> _Given entries_
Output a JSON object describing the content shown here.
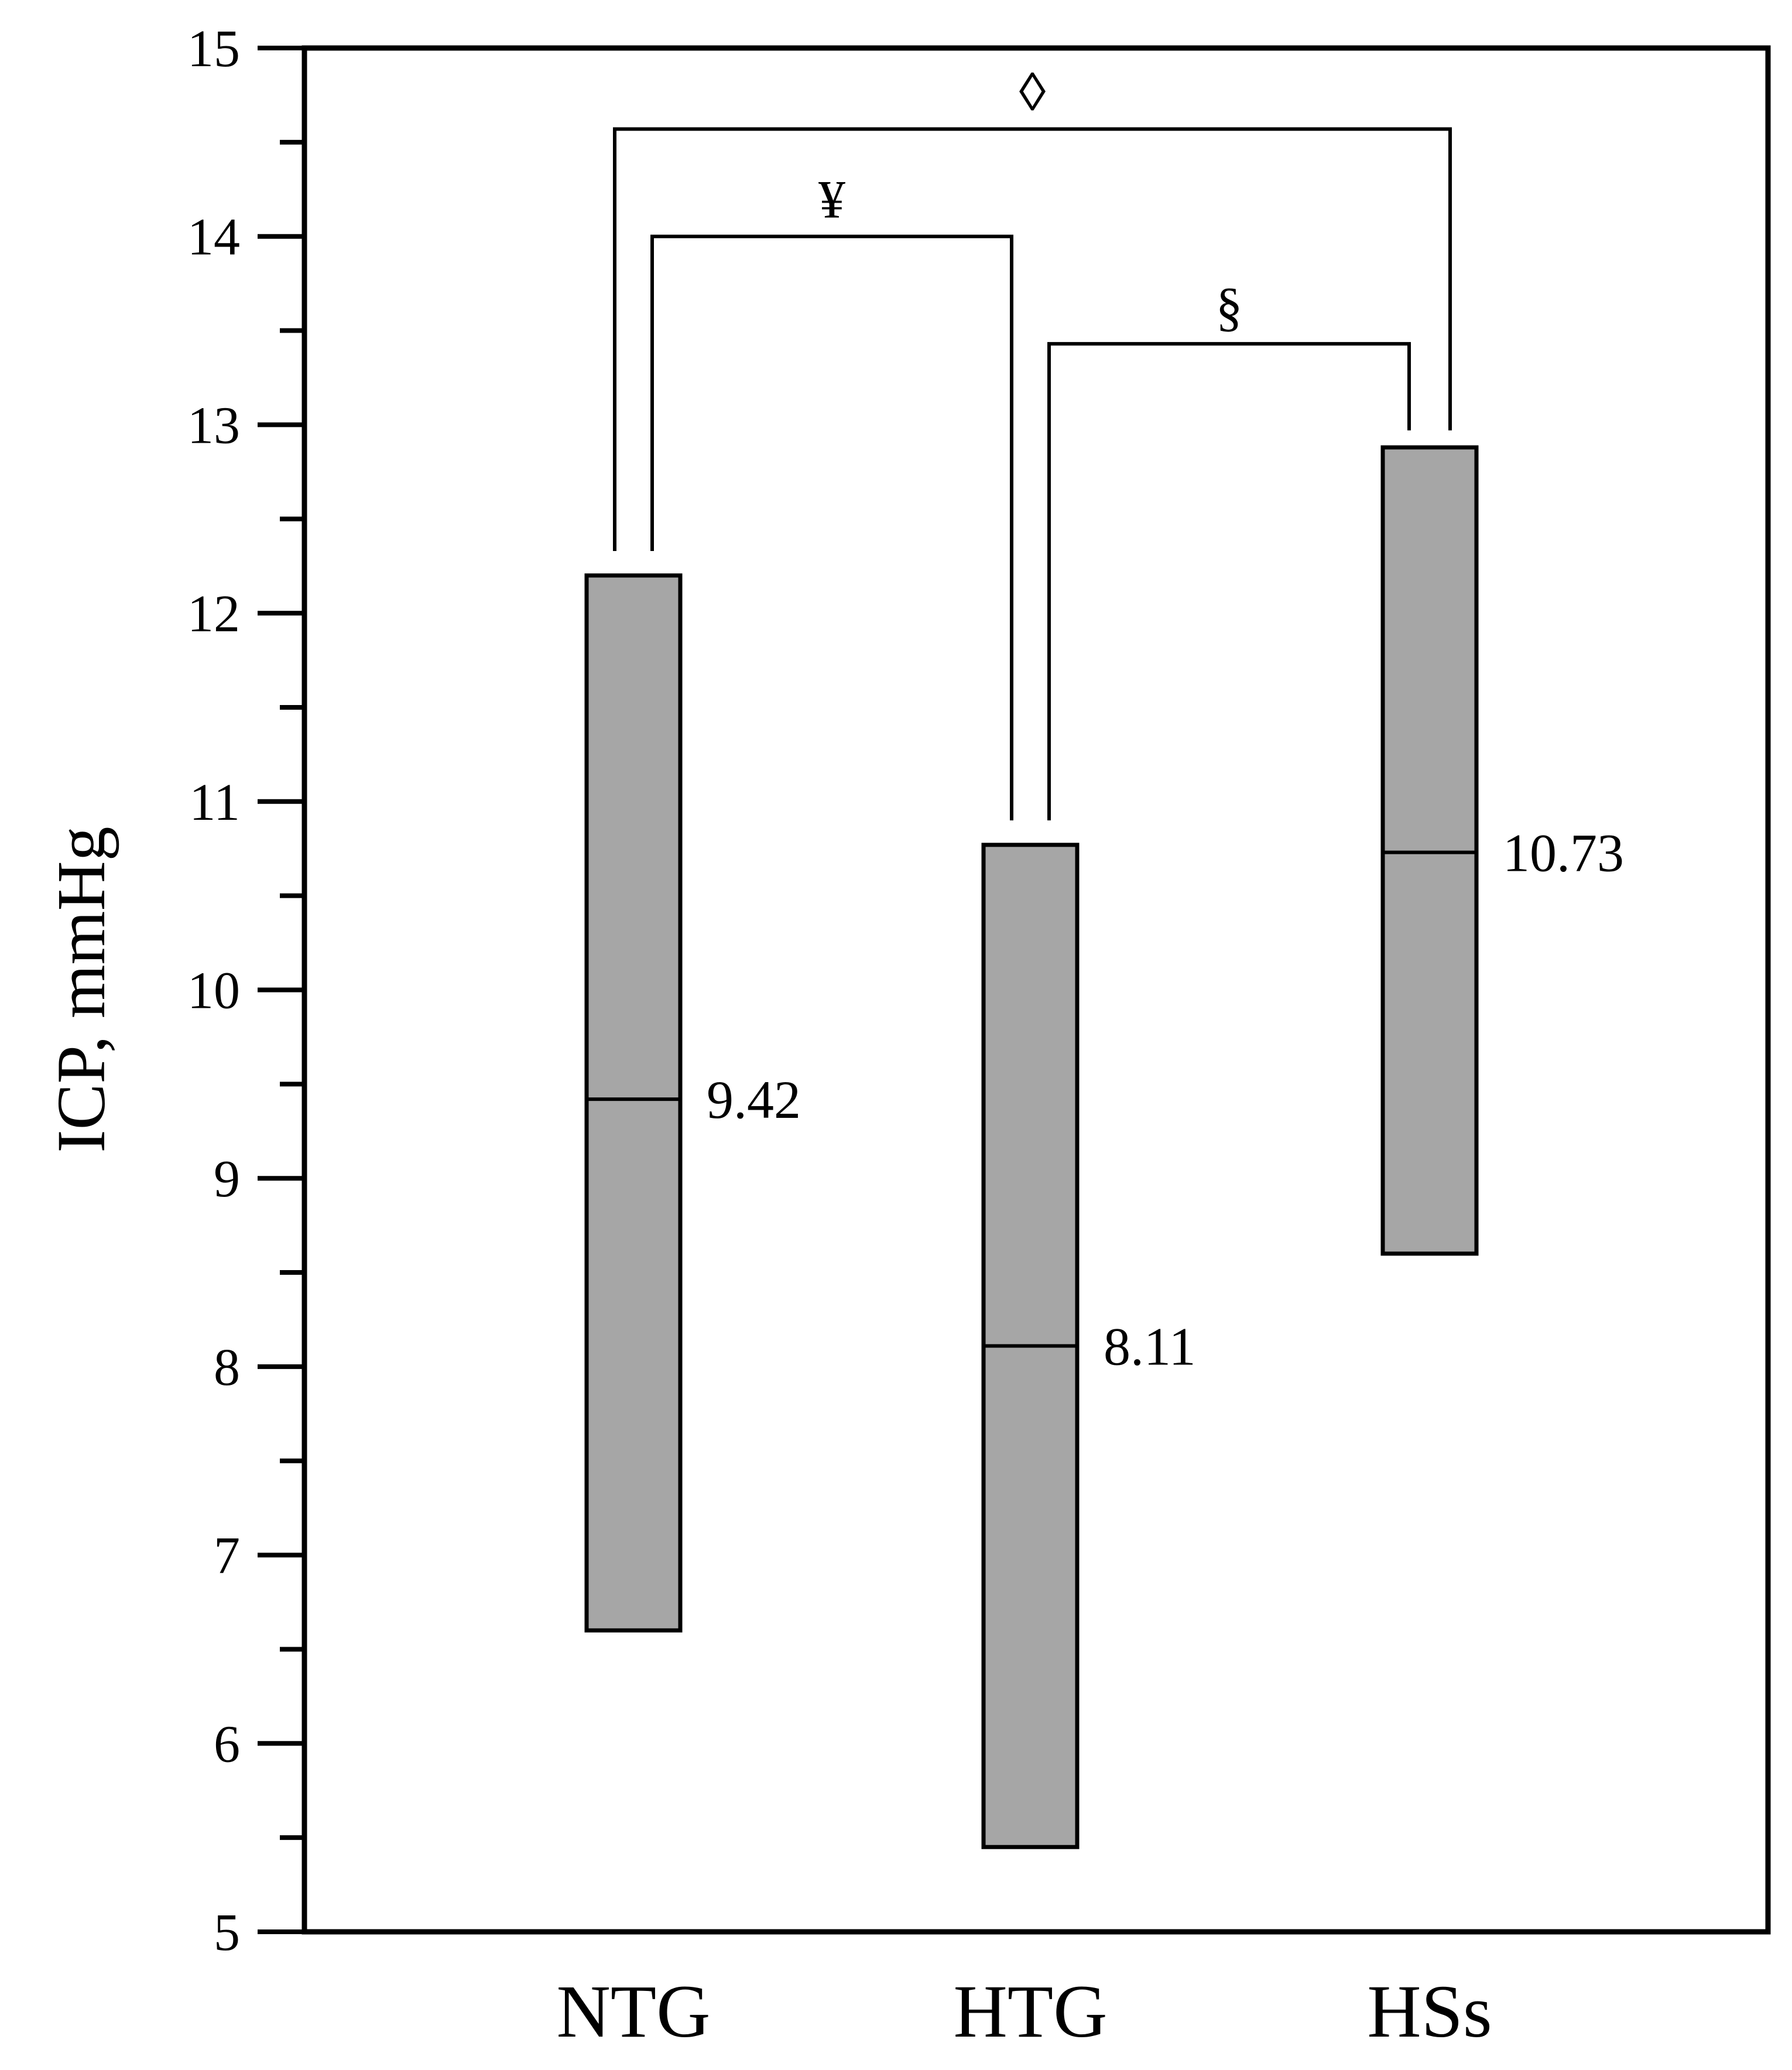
{
  "chart_data": {
    "type": "box",
    "ylabel": "ICP, mmHg",
    "xlabel": "",
    "ylim": [
      5,
      15
    ],
    "y_ticks": [
      "5",
      "6",
      "7",
      "8",
      "9",
      "10",
      "11",
      "12",
      "13",
      "14",
      "15"
    ],
    "y_minor_step": 0.5,
    "grid": false,
    "categories": [
      "NTG",
      "HTG",
      "HSs"
    ],
    "boxes": [
      {
        "category": "NTG",
        "low": 6.6,
        "high": 12.2,
        "median": 9.42,
        "median_label": "9.42"
      },
      {
        "category": "HTG",
        "low": 5.45,
        "high": 10.77,
        "median": 8.11,
        "median_label": "8.11"
      },
      {
        "category": "HSs",
        "low": 8.6,
        "high": 12.88,
        "median": 10.73,
        "median_label": "10.73"
      }
    ],
    "significance": [
      {
        "from": "NTG",
        "to": "HSs",
        "symbol": "◊",
        "level": 14.57
      },
      {
        "from": "NTG",
        "to": "HTG",
        "symbol": "¥",
        "level": 14.0
      },
      {
        "from": "HTG",
        "to": "HSs",
        "symbol": "§",
        "level": 13.43
      }
    ],
    "colors": {
      "box_fill": "#a6a6a6",
      "stroke": "#000000"
    }
  }
}
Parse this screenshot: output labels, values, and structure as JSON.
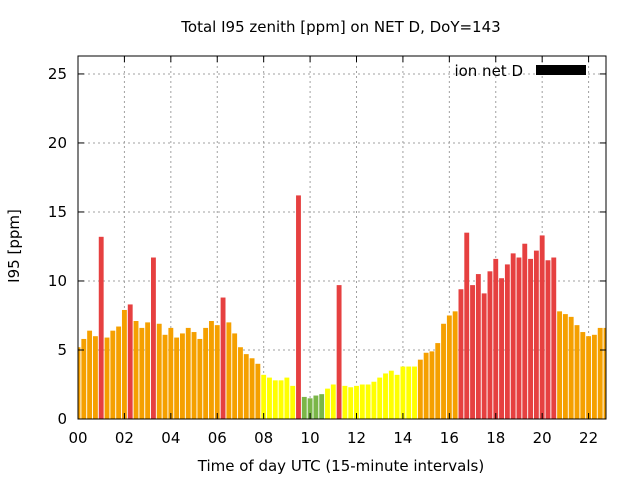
{
  "chart_data": {
    "type": "bar",
    "title": "Total I95 zenith [ppm] on NET D, DoY=143",
    "xlabel": "Time of day UTC (15-minute intervals)",
    "ylabel": "I95 [ppm]",
    "xlim": [
      0,
      22.75
    ],
    "ylim": [
      0,
      26.3
    ],
    "xticks": [
      "00",
      "02",
      "04",
      "06",
      "08",
      "10",
      "12",
      "14",
      "16",
      "18",
      "20",
      "22"
    ],
    "yticks": [
      "0",
      "5",
      "10",
      "15",
      "20",
      "25"
    ],
    "grid": true,
    "legend": {
      "position": "top-right",
      "label": "ion net D",
      "color": "#000000"
    },
    "bar_width_hours": 0.21,
    "colors": {
      "green": "#7ab648",
      "yellow": "#ffff00",
      "orange": "#f5a000",
      "red": "#e64040"
    },
    "bars": [
      {
        "x": 0.0,
        "value": 5.2,
        "color": "orange"
      },
      {
        "x": 0.25,
        "value": 5.8,
        "color": "orange"
      },
      {
        "x": 0.5,
        "value": 6.4,
        "color": "orange"
      },
      {
        "x": 0.75,
        "value": 6.0,
        "color": "orange"
      },
      {
        "x": 1.0,
        "value": 13.2,
        "color": "red"
      },
      {
        "x": 1.25,
        "value": 5.9,
        "color": "orange"
      },
      {
        "x": 1.5,
        "value": 6.4,
        "color": "orange"
      },
      {
        "x": 1.75,
        "value": 6.7,
        "color": "orange"
      },
      {
        "x": 2.0,
        "value": 7.9,
        "color": "orange"
      },
      {
        "x": 2.25,
        "value": 8.3,
        "color": "red"
      },
      {
        "x": 2.5,
        "value": 7.1,
        "color": "orange"
      },
      {
        "x": 2.75,
        "value": 6.6,
        "color": "orange"
      },
      {
        "x": 3.0,
        "value": 7.0,
        "color": "orange"
      },
      {
        "x": 3.25,
        "value": 11.7,
        "color": "red"
      },
      {
        "x": 3.5,
        "value": 6.9,
        "color": "orange"
      },
      {
        "x": 3.75,
        "value": 6.1,
        "color": "orange"
      },
      {
        "x": 4.0,
        "value": 6.6,
        "color": "orange"
      },
      {
        "x": 4.25,
        "value": 5.9,
        "color": "orange"
      },
      {
        "x": 4.5,
        "value": 6.2,
        "color": "orange"
      },
      {
        "x": 4.75,
        "value": 6.6,
        "color": "orange"
      },
      {
        "x": 5.0,
        "value": 6.3,
        "color": "orange"
      },
      {
        "x": 5.25,
        "value": 5.8,
        "color": "orange"
      },
      {
        "x": 5.5,
        "value": 6.6,
        "color": "orange"
      },
      {
        "x": 5.75,
        "value": 7.1,
        "color": "orange"
      },
      {
        "x": 6.0,
        "value": 6.8,
        "color": "orange"
      },
      {
        "x": 6.25,
        "value": 8.8,
        "color": "red"
      },
      {
        "x": 6.5,
        "value": 7.0,
        "color": "orange"
      },
      {
        "x": 6.75,
        "value": 6.2,
        "color": "orange"
      },
      {
        "x": 7.0,
        "value": 5.2,
        "color": "orange"
      },
      {
        "x": 7.25,
        "value": 4.7,
        "color": "orange"
      },
      {
        "x": 7.5,
        "value": 4.4,
        "color": "orange"
      },
      {
        "x": 7.75,
        "value": 4.0,
        "color": "orange"
      },
      {
        "x": 8.0,
        "value": 3.2,
        "color": "yellow"
      },
      {
        "x": 8.25,
        "value": 3.0,
        "color": "yellow"
      },
      {
        "x": 8.5,
        "value": 2.8,
        "color": "yellow"
      },
      {
        "x": 8.75,
        "value": 2.8,
        "color": "yellow"
      },
      {
        "x": 9.0,
        "value": 3.0,
        "color": "yellow"
      },
      {
        "x": 9.25,
        "value": 2.4,
        "color": "yellow"
      },
      {
        "x": 9.5,
        "value": 16.2,
        "color": "red"
      },
      {
        "x": 9.75,
        "value": 1.6,
        "color": "green"
      },
      {
        "x": 10.0,
        "value": 1.5,
        "color": "green"
      },
      {
        "x": 10.25,
        "value": 1.7,
        "color": "green"
      },
      {
        "x": 10.5,
        "value": 1.8,
        "color": "green"
      },
      {
        "x": 10.75,
        "value": 2.2,
        "color": "yellow"
      },
      {
        "x": 11.0,
        "value": 2.5,
        "color": "yellow"
      },
      {
        "x": 11.25,
        "value": 9.7,
        "color": "red"
      },
      {
        "x": 11.5,
        "value": 2.4,
        "color": "yellow"
      },
      {
        "x": 11.75,
        "value": 2.3,
        "color": "yellow"
      },
      {
        "x": 12.0,
        "value": 2.4,
        "color": "yellow"
      },
      {
        "x": 12.25,
        "value": 2.5,
        "color": "yellow"
      },
      {
        "x": 12.5,
        "value": 2.5,
        "color": "yellow"
      },
      {
        "x": 12.75,
        "value": 2.7,
        "color": "yellow"
      },
      {
        "x": 13.0,
        "value": 3.0,
        "color": "yellow"
      },
      {
        "x": 13.25,
        "value": 3.3,
        "color": "yellow"
      },
      {
        "x": 13.5,
        "value": 3.5,
        "color": "yellow"
      },
      {
        "x": 13.75,
        "value": 3.2,
        "color": "yellow"
      },
      {
        "x": 14.0,
        "value": 3.8,
        "color": "yellow"
      },
      {
        "x": 14.25,
        "value": 3.8,
        "color": "yellow"
      },
      {
        "x": 14.5,
        "value": 3.8,
        "color": "yellow"
      },
      {
        "x": 14.75,
        "value": 4.3,
        "color": "orange"
      },
      {
        "x": 15.0,
        "value": 4.8,
        "color": "orange"
      },
      {
        "x": 15.25,
        "value": 4.9,
        "color": "orange"
      },
      {
        "x": 15.5,
        "value": 5.5,
        "color": "orange"
      },
      {
        "x": 15.75,
        "value": 6.9,
        "color": "orange"
      },
      {
        "x": 16.0,
        "value": 7.5,
        "color": "orange"
      },
      {
        "x": 16.25,
        "value": 7.8,
        "color": "orange"
      },
      {
        "x": 16.5,
        "value": 9.4,
        "color": "red"
      },
      {
        "x": 16.75,
        "value": 13.5,
        "color": "red"
      },
      {
        "x": 17.0,
        "value": 9.7,
        "color": "red"
      },
      {
        "x": 17.25,
        "value": 10.5,
        "color": "red"
      },
      {
        "x": 17.5,
        "value": 9.1,
        "color": "red"
      },
      {
        "x": 17.75,
        "value": 10.7,
        "color": "red"
      },
      {
        "x": 18.0,
        "value": 11.6,
        "color": "red"
      },
      {
        "x": 18.25,
        "value": 10.2,
        "color": "red"
      },
      {
        "x": 18.5,
        "value": 11.2,
        "color": "red"
      },
      {
        "x": 18.75,
        "value": 12.0,
        "color": "red"
      },
      {
        "x": 19.0,
        "value": 11.7,
        "color": "red"
      },
      {
        "x": 19.25,
        "value": 12.7,
        "color": "red"
      },
      {
        "x": 19.5,
        "value": 11.6,
        "color": "red"
      },
      {
        "x": 19.75,
        "value": 12.2,
        "color": "red"
      },
      {
        "x": 20.0,
        "value": 13.3,
        "color": "red"
      },
      {
        "x": 20.25,
        "value": 11.5,
        "color": "red"
      },
      {
        "x": 20.5,
        "value": 11.7,
        "color": "red"
      },
      {
        "x": 20.75,
        "value": 7.8,
        "color": "orange"
      },
      {
        "x": 21.0,
        "value": 7.6,
        "color": "orange"
      },
      {
        "x": 21.25,
        "value": 7.4,
        "color": "orange"
      },
      {
        "x": 21.5,
        "value": 6.8,
        "color": "orange"
      },
      {
        "x": 21.75,
        "value": 6.3,
        "color": "orange"
      },
      {
        "x": 22.0,
        "value": 6.0,
        "color": "orange"
      },
      {
        "x": 22.25,
        "value": 6.1,
        "color": "orange"
      },
      {
        "x": 22.5,
        "value": 6.6,
        "color": "orange"
      },
      {
        "x": 22.75,
        "value": 6.6,
        "color": "orange"
      }
    ]
  }
}
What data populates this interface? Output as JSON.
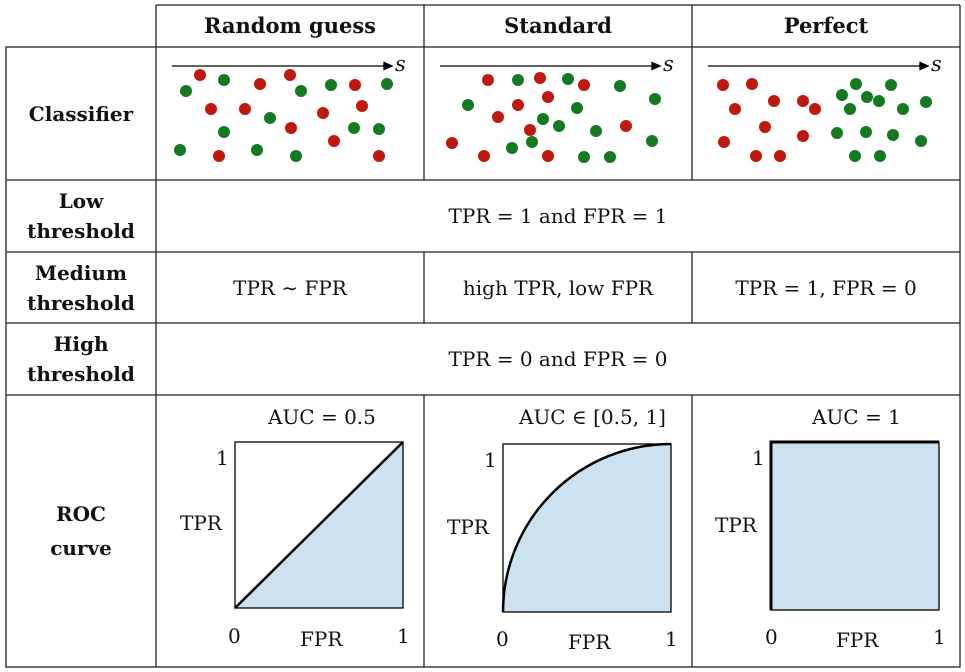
{
  "columns": [
    "Random guess",
    "Standard",
    "Perfect"
  ],
  "rows": {
    "classifier": "Classifier",
    "low": [
      "Low",
      "threshold"
    ],
    "medium": [
      "Medium",
      "threshold"
    ],
    "high": [
      "High",
      "threshold"
    ],
    "roc": [
      "ROC",
      "curve"
    ]
  },
  "axis_symbol": "s",
  "low_text": "TPR = 1 and FPR = 1",
  "medium_texts": [
    "TPR ∼ FPR",
    "high TPR, low FPR",
    "TPR = 1, FPR = 0"
  ],
  "high_text": "TPR = 0 and FPR = 0",
  "roc": [
    {
      "auc": "AUC = 0.5",
      "tpr_label": "TPR",
      "fpr_label": "FPR",
      "zero": "0",
      "one_x": "1",
      "one_y": "1"
    },
    {
      "auc": "AUC ∈ [0.5, 1]",
      "tpr_label": "TPR",
      "fpr_label": "FPR",
      "zero": "0",
      "one_x": "1",
      "one_y": "1"
    },
    {
      "auc": "AUC = 1",
      "tpr_label": "TPR",
      "fpr_label": "FPR",
      "zero": "0",
      "one_x": "1",
      "one_y": "1"
    }
  ],
  "colors": {
    "red": "#c0180e",
    "green": "#137a22",
    "fill": "#cde2f0",
    "line": "#000000"
  }
}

> _Your instructions_
Lines of the material that contain the word "JSON" are to be gathered.

> _Exercise solution_
Output a JSON object describing the content shown here.
Parse this screenshot: output labels, values, and structure as JSON.
What data populates this interface? Output as JSON.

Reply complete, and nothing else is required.